We believe both my family and BIN15’s family will harm us due to the money we owe them and we are trying to pay back to them ... We believe that they will be angry because they believe we have wasted their money and are not able to pay them back. They have rung us and harassed us for the money over the phone. They want to know why we haven’t paid them back yet, we have told them that we are unable to work at the moment and that, once we are able to, we will pay them back. They have not been happy with this response.
In regards to safety in general, as we previously lived in India, we are all too aware of the events that take place on a daily basis."
The applicant told the tribunal she feared that the family may harm her son as a means of revenge for not paying the loan and that her son did not have the knowledge to protect himself from everyday events which take place in India, including child abduction, rape and theft.[1]
[1] Court book (CB) 32.
The application for a protection visa was refused by a delegate of the Minister and the applicant sought a review of that decision. On 4 September 2014, the applicants applied for review to the then Refugee Review Tribunal (the tribunal) of both delegate decisions.
The applicants are citizens of India. BIM15 and her husband, BIN15, were married in India in March 2008 and arrived in Australia on student visas in August 2008. Their son, BIO15, was born in Australia in 2010. The applicants lodged protection visa applications on 12 November 2013. BIM15 was initially identified as the main applicant, with BIN15 and the child BIO15 included as “part D” applicants, meaning that they were lodging no claims of their own and, respectively, reliant on the outcome of BIM15’s application. A subsequent part C application was lodged on behalf of the child BIO15, in view of his parents claiming that, as an Indian child born in Australia, he had claims of his own. The Minister’s delegate, in two separate decisions, refused to grant the visas on 6 August 2014. It is noted in the tribunal’s decision that, in view of BIO15 being an infant, his parents have consented to a joint hearing of their applications and the decisions on their respective review applications are presented in this combined decision record.
On 4 September 2014, the applicants applied for review of the then Refugee Review Tribunal of both delegate decisions. The applicants were invited to appear before the tribunal to give evidence and present arguments on 12 May 2015. The hearing took place in Cairns on 9 June 2015. The applicants were accompanied at that hearing by their adviser, a registered migration agent. The tribunal hearing was conducted with the assistance of an interpreter in the Punjabi and English languages.
At the application today for judicial review, the Court inquired of the applicants as to whether or not she required a translator, noting that the mother had travelled to Australia for postgraduate studies, namely a master’s, and that the applicant advised the Court that she had completed her master’s in English. The Court inquired if the applicant wished to have a translator and the applicant confirmed that they did not wish to have a translator – that she thought she would understand everything. The Court indicated to the applicant that, if there was something she did not understand, to indicate that to the Court and a translator could be organised.

*EXTRACTED DATA:*
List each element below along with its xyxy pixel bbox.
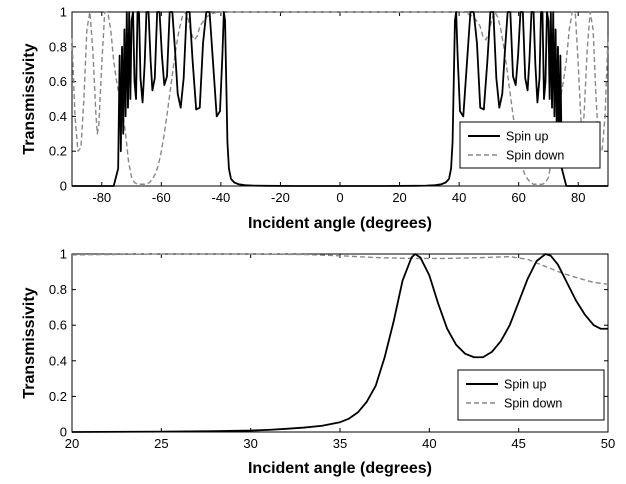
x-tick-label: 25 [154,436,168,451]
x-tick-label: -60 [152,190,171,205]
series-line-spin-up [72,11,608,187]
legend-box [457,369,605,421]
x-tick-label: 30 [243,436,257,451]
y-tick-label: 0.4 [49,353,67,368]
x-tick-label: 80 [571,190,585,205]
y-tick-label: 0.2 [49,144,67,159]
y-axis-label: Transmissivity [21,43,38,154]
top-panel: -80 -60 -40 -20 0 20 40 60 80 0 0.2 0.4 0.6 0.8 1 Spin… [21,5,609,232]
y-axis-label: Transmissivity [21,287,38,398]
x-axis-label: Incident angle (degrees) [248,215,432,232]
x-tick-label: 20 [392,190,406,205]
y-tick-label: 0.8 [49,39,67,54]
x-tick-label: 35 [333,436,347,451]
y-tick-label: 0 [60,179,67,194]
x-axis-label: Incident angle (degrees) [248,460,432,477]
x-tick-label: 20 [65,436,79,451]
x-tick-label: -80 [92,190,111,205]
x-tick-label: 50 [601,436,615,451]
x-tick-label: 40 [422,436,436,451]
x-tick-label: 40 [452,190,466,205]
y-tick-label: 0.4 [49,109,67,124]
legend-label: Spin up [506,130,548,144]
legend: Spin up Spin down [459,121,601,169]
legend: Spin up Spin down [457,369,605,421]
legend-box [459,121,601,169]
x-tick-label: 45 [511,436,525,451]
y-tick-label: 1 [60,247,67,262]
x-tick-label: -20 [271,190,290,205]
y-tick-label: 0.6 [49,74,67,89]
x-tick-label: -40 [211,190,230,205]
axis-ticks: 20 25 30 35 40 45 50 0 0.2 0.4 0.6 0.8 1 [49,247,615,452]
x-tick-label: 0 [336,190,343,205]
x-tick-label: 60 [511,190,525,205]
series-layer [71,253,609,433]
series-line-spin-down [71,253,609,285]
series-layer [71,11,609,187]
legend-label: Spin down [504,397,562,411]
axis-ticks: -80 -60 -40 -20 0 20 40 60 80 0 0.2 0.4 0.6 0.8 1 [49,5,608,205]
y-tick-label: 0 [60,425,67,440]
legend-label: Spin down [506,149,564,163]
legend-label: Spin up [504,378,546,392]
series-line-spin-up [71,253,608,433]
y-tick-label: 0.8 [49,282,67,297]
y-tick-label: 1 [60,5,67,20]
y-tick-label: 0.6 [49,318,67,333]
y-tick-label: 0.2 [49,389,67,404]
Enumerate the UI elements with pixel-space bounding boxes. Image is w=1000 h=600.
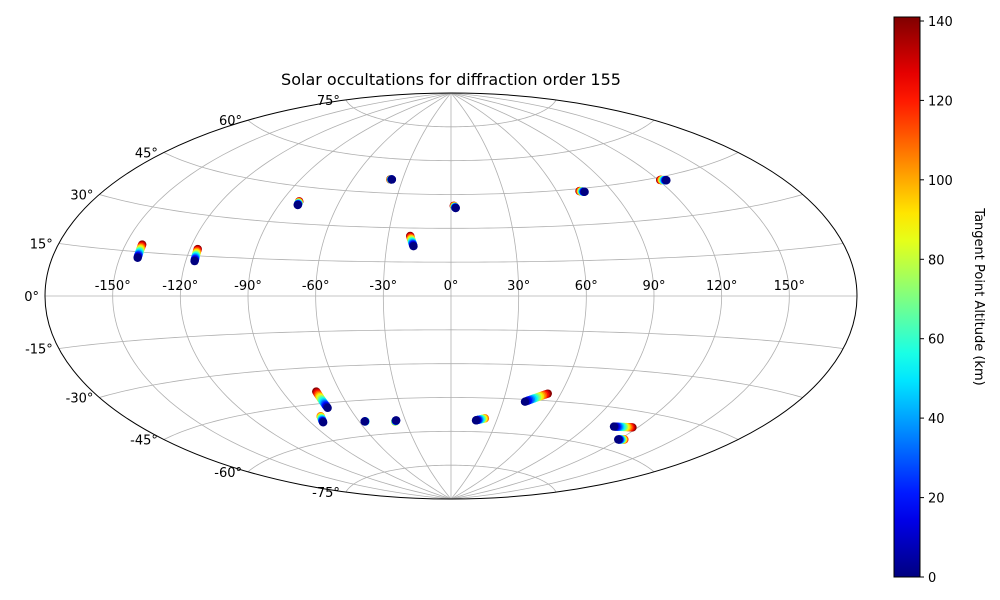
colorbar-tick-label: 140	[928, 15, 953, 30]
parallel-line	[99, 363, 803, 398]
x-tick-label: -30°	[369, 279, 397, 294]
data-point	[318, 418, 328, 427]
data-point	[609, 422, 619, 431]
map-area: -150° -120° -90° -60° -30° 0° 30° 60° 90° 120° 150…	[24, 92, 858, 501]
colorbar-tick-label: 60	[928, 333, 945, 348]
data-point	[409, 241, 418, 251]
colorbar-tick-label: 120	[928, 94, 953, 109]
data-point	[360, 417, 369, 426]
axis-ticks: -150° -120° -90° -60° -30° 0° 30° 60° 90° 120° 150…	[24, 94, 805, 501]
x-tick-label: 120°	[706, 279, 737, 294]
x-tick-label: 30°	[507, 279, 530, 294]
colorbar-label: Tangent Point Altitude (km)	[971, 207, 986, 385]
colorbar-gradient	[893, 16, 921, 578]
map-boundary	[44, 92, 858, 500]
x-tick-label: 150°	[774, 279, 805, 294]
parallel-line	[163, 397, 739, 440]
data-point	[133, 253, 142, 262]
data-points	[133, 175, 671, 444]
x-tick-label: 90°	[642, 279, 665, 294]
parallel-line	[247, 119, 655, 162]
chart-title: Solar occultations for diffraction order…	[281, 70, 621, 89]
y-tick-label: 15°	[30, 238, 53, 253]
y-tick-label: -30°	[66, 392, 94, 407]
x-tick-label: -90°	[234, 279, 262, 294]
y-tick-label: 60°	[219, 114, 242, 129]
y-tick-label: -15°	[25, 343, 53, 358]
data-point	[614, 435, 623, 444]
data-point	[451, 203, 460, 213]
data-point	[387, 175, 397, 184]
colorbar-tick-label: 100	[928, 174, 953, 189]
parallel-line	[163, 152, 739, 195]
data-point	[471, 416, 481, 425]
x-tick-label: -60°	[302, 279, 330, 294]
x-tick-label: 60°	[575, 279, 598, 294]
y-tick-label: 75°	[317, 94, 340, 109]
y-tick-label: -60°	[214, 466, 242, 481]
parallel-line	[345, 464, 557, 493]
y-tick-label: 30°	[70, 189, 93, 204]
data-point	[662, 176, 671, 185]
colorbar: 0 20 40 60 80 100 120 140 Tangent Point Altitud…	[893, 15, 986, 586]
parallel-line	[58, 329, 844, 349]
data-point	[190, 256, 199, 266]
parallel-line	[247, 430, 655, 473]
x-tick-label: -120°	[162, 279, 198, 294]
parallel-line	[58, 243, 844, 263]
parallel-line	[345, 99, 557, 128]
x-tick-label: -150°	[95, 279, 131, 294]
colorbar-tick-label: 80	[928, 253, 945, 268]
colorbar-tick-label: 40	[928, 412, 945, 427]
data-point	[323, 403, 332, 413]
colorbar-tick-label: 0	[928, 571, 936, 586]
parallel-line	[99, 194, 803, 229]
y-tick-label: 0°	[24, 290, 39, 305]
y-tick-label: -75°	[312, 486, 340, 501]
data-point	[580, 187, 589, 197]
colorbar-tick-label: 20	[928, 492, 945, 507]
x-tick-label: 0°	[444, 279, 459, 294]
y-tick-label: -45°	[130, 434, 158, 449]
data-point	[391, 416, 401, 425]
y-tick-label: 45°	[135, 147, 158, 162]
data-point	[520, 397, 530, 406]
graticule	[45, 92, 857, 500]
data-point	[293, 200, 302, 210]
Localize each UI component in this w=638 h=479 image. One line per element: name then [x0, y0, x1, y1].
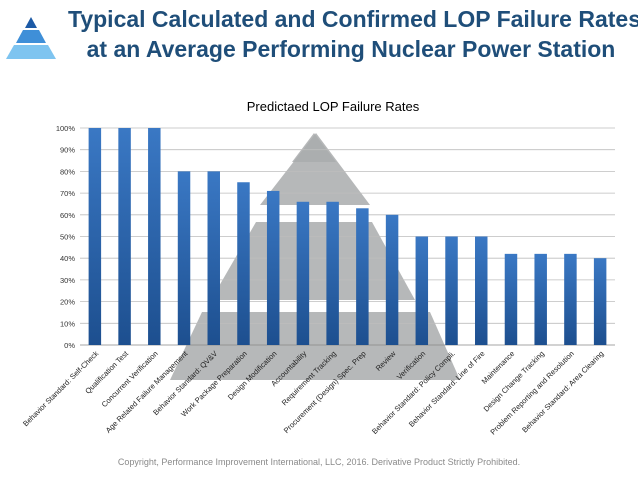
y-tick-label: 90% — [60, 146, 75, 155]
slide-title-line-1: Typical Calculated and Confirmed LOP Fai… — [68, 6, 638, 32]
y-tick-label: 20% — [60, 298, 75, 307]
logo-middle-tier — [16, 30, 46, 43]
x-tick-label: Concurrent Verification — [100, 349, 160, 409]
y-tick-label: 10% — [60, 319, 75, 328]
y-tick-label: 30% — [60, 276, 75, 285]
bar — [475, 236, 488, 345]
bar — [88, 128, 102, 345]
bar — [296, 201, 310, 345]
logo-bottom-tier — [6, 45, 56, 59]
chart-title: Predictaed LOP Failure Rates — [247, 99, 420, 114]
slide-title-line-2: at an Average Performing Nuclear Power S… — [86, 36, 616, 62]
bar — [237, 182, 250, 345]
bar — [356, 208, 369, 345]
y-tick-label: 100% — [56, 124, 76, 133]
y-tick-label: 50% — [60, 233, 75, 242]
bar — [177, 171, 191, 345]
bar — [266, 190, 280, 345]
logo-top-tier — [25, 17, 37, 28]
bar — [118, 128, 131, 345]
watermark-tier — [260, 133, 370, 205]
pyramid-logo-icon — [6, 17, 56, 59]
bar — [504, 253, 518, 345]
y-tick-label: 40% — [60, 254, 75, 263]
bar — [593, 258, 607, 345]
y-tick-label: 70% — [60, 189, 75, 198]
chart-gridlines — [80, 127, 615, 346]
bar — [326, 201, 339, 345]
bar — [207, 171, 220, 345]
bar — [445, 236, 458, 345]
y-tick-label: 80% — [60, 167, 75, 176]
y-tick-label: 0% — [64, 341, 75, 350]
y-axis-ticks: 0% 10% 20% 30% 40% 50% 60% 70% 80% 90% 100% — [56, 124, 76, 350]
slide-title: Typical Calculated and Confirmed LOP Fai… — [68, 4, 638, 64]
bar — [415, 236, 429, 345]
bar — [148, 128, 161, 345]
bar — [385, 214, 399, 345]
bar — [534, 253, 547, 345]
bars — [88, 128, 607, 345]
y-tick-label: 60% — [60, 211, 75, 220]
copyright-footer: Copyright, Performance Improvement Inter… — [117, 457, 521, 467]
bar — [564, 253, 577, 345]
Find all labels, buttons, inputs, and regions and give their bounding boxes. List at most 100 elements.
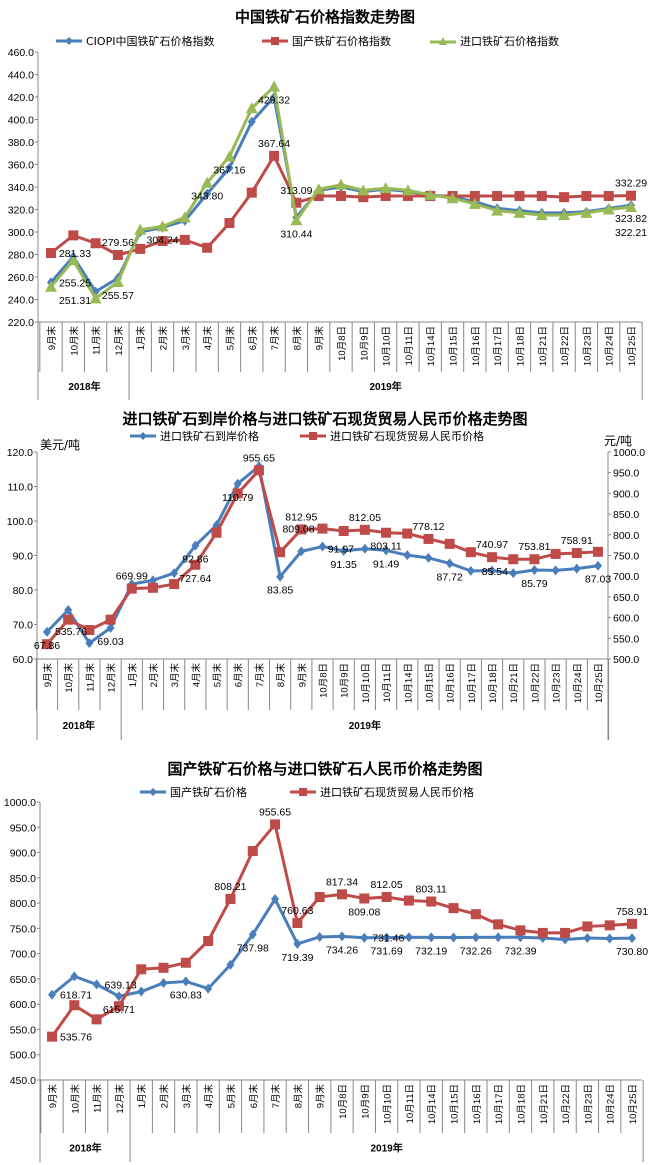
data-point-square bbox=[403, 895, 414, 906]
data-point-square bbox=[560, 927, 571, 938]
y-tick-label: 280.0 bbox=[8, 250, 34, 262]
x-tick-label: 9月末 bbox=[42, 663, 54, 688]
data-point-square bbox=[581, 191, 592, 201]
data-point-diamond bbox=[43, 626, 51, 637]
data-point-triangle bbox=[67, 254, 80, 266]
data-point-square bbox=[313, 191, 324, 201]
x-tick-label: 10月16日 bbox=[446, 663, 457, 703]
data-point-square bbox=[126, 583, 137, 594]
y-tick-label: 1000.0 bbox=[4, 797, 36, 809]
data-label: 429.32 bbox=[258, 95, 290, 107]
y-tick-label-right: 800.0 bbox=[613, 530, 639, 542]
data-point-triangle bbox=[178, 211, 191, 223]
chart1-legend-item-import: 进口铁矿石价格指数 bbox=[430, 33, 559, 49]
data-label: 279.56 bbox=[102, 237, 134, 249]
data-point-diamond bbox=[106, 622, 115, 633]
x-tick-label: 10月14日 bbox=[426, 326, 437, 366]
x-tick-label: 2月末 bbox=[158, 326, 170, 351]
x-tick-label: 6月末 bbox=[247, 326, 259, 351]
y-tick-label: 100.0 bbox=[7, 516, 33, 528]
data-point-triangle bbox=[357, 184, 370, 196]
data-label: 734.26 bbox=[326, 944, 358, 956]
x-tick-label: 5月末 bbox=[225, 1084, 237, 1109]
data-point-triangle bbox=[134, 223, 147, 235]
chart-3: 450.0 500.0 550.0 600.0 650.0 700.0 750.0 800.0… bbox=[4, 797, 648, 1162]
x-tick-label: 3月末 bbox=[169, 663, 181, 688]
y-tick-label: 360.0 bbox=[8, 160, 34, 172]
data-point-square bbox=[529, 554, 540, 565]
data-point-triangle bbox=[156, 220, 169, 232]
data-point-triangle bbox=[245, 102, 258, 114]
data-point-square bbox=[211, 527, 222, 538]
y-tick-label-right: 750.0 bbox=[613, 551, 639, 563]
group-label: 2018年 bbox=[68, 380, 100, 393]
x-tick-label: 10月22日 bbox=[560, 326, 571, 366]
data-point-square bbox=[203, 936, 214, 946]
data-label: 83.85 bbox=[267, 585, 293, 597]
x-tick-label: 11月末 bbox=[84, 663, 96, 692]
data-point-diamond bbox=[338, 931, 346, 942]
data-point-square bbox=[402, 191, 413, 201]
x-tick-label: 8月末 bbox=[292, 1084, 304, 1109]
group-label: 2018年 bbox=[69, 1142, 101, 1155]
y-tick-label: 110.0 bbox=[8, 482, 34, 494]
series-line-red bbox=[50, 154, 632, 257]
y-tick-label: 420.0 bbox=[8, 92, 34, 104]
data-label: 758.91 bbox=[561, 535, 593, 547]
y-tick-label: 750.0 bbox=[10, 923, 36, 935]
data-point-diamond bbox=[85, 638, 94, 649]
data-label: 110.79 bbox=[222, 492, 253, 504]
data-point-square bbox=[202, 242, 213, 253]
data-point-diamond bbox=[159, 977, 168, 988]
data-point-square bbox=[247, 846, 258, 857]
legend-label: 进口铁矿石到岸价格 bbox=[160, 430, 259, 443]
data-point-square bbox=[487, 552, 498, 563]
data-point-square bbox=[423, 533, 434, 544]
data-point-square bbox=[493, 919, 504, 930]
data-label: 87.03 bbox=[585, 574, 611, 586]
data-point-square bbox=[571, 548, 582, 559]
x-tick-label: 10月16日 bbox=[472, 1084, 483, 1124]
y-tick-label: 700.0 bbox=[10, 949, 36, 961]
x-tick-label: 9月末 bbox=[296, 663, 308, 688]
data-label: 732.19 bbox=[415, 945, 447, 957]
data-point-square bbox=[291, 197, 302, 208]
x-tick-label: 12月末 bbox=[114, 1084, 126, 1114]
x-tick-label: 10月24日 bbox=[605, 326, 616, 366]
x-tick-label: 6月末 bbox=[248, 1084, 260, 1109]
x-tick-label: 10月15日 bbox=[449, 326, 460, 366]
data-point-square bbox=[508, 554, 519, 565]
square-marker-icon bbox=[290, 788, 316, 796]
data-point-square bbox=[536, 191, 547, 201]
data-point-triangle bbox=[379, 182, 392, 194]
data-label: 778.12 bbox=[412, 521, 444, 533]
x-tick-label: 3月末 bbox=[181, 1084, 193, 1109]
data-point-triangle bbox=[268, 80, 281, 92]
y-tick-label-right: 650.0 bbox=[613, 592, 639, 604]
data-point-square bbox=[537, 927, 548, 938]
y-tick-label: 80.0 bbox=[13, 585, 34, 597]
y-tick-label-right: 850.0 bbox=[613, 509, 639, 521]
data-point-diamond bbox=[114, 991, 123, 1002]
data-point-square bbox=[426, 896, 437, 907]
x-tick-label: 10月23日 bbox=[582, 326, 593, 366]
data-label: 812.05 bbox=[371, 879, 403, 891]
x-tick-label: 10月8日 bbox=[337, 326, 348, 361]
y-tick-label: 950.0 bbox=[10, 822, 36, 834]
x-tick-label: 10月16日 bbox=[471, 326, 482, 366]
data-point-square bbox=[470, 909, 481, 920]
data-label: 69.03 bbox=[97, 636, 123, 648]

*WRITTEN PROBLEM A:* Reproduce the protection visa case text from "We believe both" to "with this response.".
*WRITTEN PROBLEM B:*
Answer these questions using the protection visa case text:
(i) In what month and year did BIM15 and BIN15 arrive in Australia, and on what kind of visas?
(ii) In what city and on what date did the tribunal hearing take place?
(iii) In what language did the mother say she had completed her master's?
*WRITTEN PROBLEM C:* According to the protection visa case text, why was a subsequent part C application lodged on behalf of the child BIO15?

*WRITTEN RESPONSE A:*
We believe both my family and BIN15’s family will harm us due to the money we owe them and we are trying to pay back to them ... We believe that they will be angry because they believe we have wasted their money and are not able to pay them back. They have rung us and harassed us for the money over the phone. They want to know why we haven’t paid them back yet, we have told them that we are unable to work at the moment and that, once we are able to, we will pay them back. They have not been happy with this response.

*WRITTEN RESPONSE B:*
(i) They arrived in August 2008 on student visas.
(ii) The hearing took place in Cairns on 9 June 2015.
(iii) She completed her master's in English.

*WRITTEN RESPONSE C:* It was lodged because his parents claimed that, as an Indian child born in Australia, he had claims of his own. He had at first been included only as a "part D" applicant, which meant he lodged no claims of his own.